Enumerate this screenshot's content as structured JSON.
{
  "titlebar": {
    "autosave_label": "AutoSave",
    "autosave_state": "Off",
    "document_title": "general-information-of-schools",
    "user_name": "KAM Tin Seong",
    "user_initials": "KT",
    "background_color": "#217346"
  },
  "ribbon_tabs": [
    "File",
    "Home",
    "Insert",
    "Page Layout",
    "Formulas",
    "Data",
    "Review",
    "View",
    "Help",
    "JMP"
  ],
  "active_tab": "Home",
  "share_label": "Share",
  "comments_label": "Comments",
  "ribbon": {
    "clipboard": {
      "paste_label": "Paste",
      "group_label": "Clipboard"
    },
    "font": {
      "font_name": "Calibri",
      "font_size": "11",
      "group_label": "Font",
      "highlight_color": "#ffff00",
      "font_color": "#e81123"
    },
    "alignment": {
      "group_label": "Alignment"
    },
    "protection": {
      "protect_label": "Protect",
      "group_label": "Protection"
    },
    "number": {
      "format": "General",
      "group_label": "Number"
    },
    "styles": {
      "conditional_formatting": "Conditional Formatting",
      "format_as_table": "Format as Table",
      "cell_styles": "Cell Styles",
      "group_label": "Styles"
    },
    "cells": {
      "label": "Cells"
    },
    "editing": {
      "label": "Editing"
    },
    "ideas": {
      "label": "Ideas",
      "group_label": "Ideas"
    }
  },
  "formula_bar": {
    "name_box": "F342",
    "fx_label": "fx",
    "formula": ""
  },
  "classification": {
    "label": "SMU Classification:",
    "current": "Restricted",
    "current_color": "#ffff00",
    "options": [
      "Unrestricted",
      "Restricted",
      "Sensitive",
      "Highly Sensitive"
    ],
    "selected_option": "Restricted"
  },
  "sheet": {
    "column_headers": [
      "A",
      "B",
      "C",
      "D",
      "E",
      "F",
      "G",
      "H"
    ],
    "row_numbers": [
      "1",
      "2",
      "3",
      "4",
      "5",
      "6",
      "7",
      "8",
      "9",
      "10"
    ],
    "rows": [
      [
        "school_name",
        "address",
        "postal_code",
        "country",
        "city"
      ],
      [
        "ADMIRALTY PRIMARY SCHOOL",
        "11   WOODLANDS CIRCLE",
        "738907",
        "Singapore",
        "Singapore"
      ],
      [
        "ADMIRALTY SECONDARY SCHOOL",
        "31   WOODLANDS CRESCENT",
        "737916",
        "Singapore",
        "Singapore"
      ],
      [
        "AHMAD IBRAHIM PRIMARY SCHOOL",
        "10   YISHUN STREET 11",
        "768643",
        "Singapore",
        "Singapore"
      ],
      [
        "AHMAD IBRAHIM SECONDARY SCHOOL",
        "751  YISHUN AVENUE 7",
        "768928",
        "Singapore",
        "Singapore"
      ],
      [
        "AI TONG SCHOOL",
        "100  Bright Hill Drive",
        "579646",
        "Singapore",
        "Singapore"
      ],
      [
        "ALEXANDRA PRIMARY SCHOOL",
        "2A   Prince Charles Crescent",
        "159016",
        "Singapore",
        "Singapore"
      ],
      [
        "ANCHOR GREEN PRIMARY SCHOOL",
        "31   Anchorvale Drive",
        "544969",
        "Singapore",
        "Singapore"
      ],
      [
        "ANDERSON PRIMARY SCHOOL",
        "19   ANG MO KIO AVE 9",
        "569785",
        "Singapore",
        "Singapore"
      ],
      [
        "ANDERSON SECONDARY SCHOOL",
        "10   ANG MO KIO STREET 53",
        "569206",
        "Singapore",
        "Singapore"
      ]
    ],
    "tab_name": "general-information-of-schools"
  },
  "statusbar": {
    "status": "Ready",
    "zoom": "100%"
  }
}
● ● ● ● ● ● ●
• [Exercise]: From the records above, please extract every line and repeat it exactly.

• [Answer to this exercise]:
Enumerate this screenshot's content as structured JSON.
{
  "titlebar": {
    "autosave_label": "AutoSave",
    "autosave_state": "Off",
    "document_title": "general-information-of-schools",
    "user_name": "KAM Tin Seong",
    "user_initials": "KT",
    "background_color": "#217346"
  },
  "ribbon_tabs": [
    "File",
    "Home",
    "Insert",
    "Page Layout",
    "Formulas",
    "Data",
    "Review",
    "View",
    "Help",
    "JMP"
  ],
  "active_tab": "Home",
  "share_label": "Share",
  "comments_label": "Comments",
  "ribbon": {
    "clipboard": {
      "paste_label": "Paste",
      "group_label": "Clipboard"
    },
    "font": {
      "font_name": "Calibri",
      "font_size": "11",
      "group_label": "Font",
      "highlight_color": "#ffff00",
      "font_color": "#e81123"
    },
    "alignment": {
      "group_label": "Alignment"
    },
    "protection": {
      "protect_label": "Protect",
      "group_label": "Protection"
    },
    "number": {
      "format": "General",
      "group_label": "Number"
    },
    "styles": {
      "conditional_formatting": "Conditional Formatting",
      "format_as_table": "Format as Table",
      "cell_styles": "Cell Styles",
      "group_label": "Styles"
    },
    "cells": {
      "label": "Cells"
    },
    "editing": {
      "label": "Editing"
    },
    "ideas": {
      "label": "Ideas",
      "group_label": "Ideas"
    }
  },
  "formula_bar": {
    "name_box": "F342",
    "fx_label": "fx",
    "formula": ""
  },
  "classification": {
    "label": "SMU Classification:",
    "current": "Restricted",
    "current_color": "#ffff00",
    "options": [
      "Unrestricted",
      "Restricted",
      "Sensitive",
      "Highly Sensitive"
    ],
    "selected_option": "Restricted"
  },
  "sheet": {
    "column_headers": [
      "A",
      "B",
      "C",
      "D",
      "E",
      "F",
      "G",
      "H"
    ],
    "row_numbers": [
      "1",
      "2",
      "3",
      "4",
      "5",
      "6",
      "7",
      "8",
      "9",
      "10"
    ],
    "rows": [
      [
        "school_name",
        "address",
        "postal_code",
        "country",
        "city"
      ],
      [
        "ADMIRALTY PRIMARY SCHOOL",
        "11   WOODLANDS CIRCLE",
        "738907",
        "Singapore",
        "Singapore"
      ],
      [
        "ADMIRALTY SECONDARY SCHOOL",
        "31   WOODLANDS CRESCENT",
        "737916",
        "Singapore",
        "Singapore"
      ],
      [
        "AHMAD IBRAHIM PRIMARY SCHOOL",
        "10   YISHUN STREET 11",
        "768643",
        "Singapore",
        "Singapore"
      ],
      [
        "AHMAD IBRAHIM SECONDARY SCHOOL",
        "751  YISHUN AVENUE 7",
        "768928",
        "Singapore",
        "Singapore"
      ],
      [
        "AI TONG SCHOOL",
        "100  Bright Hill Drive",
        "579646",
        "Singapore",
        "Singapore"
      ],
      [
        "ALEXANDRA PRIMARY SCHOOL",
        "2A   Prince Charles Crescent",
        "159016",
        "Singapore",
        "Singapore"
      ],
      [
        "ANCHOR GREEN PRIMARY SCHOOL",
        "31   Anchorvale Drive",
        "544969",
        "Singapore",
        "Singapore"
      ],
      [
        "ANDERSON PRIMARY SCHOOL",
        "19   ANG MO KIO AVE 9",
        "569785",
        "Singapore",
        "Singapore"
      ],
      [
        "ANDERSON SECONDARY SCHOOL",
        "10   ANG MO KIO STREET 53",
        "569206",
        "Singapore",
        "Singapore"
      ]
    ],
    "tab_name": "general-information-of-schools"
  },
  "statusbar": {
    "status": "Ready",
    "zoom": "100%"
  }
}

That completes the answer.